= STATED PROBLEM =
Repeat word for word the part of the entries that opens with the first line and closes with the line containing "region-mongolia [1026, 374, 1138, 406]", both included.

= PROVIDED MATERIAL =
**********

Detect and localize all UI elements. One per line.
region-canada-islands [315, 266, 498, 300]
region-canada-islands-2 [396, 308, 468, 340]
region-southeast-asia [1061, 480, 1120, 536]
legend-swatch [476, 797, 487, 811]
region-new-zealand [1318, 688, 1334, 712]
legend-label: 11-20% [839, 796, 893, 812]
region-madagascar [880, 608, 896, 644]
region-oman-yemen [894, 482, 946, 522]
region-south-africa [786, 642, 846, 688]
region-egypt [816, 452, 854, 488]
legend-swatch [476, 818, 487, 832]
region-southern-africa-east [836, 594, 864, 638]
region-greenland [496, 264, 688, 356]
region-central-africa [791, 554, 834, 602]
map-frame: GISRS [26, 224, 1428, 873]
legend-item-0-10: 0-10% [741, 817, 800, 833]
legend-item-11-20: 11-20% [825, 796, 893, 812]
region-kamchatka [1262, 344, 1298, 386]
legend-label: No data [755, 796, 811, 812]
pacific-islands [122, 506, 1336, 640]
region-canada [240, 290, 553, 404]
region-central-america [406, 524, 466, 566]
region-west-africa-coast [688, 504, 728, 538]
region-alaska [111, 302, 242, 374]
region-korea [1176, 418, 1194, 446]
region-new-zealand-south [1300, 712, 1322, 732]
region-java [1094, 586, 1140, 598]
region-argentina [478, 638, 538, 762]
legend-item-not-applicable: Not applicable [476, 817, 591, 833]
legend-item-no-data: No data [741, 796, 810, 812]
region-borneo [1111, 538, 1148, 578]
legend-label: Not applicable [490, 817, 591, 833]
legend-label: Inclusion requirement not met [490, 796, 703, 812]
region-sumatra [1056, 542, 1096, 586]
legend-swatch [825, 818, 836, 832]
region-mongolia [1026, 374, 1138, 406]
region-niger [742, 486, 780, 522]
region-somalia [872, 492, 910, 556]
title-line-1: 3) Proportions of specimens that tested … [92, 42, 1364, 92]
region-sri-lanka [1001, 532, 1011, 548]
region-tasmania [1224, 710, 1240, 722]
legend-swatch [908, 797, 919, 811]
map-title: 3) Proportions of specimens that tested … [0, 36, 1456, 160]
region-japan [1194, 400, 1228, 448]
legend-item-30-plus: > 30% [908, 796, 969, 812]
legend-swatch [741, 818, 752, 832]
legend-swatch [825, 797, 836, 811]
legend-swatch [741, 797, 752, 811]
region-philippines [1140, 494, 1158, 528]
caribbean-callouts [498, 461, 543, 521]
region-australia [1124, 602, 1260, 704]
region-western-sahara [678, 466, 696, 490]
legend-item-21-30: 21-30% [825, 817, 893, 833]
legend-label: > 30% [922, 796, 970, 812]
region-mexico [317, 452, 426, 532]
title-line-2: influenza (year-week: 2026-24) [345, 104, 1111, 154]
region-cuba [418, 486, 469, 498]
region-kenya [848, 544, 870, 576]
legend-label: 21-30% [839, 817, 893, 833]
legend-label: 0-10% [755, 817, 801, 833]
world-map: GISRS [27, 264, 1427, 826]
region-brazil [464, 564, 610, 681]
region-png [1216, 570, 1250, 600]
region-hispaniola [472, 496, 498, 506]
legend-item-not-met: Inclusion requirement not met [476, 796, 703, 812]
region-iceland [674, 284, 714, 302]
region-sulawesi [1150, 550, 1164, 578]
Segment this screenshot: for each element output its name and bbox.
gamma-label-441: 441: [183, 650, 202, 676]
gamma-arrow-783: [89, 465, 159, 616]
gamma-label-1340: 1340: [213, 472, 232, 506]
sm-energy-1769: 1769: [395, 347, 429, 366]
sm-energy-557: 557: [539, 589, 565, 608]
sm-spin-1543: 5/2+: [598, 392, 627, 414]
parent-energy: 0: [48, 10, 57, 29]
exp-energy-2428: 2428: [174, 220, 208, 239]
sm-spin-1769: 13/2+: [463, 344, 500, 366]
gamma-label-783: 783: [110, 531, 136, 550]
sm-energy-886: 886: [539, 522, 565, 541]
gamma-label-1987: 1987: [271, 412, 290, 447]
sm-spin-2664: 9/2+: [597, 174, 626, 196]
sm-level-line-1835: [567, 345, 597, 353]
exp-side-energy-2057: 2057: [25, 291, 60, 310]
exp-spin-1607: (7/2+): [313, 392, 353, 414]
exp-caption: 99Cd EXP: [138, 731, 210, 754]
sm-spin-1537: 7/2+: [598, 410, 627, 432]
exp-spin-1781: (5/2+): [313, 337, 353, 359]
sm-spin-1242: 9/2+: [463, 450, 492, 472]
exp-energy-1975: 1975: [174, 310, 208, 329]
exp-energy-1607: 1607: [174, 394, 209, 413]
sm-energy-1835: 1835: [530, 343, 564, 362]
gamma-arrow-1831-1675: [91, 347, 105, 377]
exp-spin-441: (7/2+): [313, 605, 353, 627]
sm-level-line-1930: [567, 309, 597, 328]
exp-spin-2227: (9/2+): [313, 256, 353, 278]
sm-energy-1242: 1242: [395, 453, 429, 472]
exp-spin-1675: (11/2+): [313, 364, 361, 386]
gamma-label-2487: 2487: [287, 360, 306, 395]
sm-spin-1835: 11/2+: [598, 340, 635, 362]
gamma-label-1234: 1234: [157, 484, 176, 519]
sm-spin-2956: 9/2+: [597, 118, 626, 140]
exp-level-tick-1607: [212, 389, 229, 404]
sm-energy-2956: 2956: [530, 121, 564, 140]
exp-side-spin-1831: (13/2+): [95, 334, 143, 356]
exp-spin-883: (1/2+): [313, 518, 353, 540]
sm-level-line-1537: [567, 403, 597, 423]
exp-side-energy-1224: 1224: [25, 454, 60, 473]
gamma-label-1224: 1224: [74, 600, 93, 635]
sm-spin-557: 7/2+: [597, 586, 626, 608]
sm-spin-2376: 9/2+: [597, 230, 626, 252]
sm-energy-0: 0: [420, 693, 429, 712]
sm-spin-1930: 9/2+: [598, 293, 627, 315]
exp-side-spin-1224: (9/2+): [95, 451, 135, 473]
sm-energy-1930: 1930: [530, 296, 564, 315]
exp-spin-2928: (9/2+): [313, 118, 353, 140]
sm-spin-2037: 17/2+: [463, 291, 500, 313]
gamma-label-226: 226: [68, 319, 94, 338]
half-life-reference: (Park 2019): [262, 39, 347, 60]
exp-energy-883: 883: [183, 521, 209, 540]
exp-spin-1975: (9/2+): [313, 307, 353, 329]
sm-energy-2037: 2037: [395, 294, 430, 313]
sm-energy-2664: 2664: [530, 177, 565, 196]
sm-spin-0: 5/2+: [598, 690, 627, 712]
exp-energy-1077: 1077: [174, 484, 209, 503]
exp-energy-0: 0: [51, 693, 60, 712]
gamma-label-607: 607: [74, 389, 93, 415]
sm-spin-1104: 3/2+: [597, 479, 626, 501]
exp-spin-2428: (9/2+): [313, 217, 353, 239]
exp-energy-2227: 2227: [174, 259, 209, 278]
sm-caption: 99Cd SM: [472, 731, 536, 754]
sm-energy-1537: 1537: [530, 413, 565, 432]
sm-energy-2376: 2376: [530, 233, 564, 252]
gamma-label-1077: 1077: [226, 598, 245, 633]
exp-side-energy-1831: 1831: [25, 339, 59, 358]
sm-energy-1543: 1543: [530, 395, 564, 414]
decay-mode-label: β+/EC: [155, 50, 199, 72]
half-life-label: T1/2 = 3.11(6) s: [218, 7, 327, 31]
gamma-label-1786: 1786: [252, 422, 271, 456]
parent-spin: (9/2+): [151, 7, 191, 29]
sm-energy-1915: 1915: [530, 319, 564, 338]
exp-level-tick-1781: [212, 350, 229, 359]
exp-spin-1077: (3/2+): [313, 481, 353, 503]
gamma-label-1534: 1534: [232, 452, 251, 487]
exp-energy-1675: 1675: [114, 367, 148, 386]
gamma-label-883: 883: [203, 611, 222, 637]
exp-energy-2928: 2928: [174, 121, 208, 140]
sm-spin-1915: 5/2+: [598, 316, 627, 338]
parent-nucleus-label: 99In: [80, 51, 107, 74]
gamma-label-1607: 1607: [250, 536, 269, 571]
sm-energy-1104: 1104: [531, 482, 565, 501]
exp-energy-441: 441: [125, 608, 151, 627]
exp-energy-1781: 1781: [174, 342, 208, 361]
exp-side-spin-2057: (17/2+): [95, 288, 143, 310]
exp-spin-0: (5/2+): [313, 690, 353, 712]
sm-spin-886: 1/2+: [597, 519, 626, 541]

**********

= CORRECT RESPONSE =
Detect and localize all UI elements. One per line.
region-canada-islands [315, 266, 498, 300]
region-canada-islands-2 [396, 308, 468, 340]
region-southeast-asia [1061, 480, 1120, 536]
legend-swatch [476, 797, 487, 811]
region-new-zealand [1318, 688, 1334, 712]
legend-label: 11-20% [839, 796, 893, 812]
region-madagascar [880, 608, 896, 644]
region-oman-yemen [894, 482, 946, 522]
region-south-africa [786, 642, 846, 688]
region-egypt [816, 452, 854, 488]
legend-swatch [476, 818, 487, 832]
region-southern-africa-east [836, 594, 864, 638]
region-greenland [496, 264, 688, 356]
region-central-africa [791, 554, 834, 602]
map-frame: GISRS [26, 224, 1428, 873]
legend-item-0-10: 0-10% [741, 817, 800, 833]
legend-item-11-20: 11-20% [825, 796, 893, 812]
region-kamchatka [1262, 344, 1298, 386]
legend-label: No data [755, 796, 811, 812]
pacific-islands [122, 506, 1336, 640]
region-canada [240, 290, 553, 404]
region-central-america [406, 524, 466, 566]
region-west-africa-coast [688, 504, 728, 538]
region-alaska [111, 302, 242, 374]
region-korea [1176, 418, 1194, 446]
region-new-zealand-south [1300, 712, 1322, 732]
region-java [1094, 586, 1140, 598]
region-argentina [478, 638, 538, 762]
legend-item-not-applicable: Not applicable [476, 817, 591, 833]
legend-item-no-data: No data [741, 796, 810, 812]
region-borneo [1111, 538, 1148, 578]
legend-label: Not applicable [490, 817, 591, 833]
legend-label: Inclusion requirement not met [490, 796, 703, 812]
region-sumatra [1056, 542, 1096, 586]
legend-swatch [825, 818, 836, 832]
region-mongolia [1026, 374, 1138, 406]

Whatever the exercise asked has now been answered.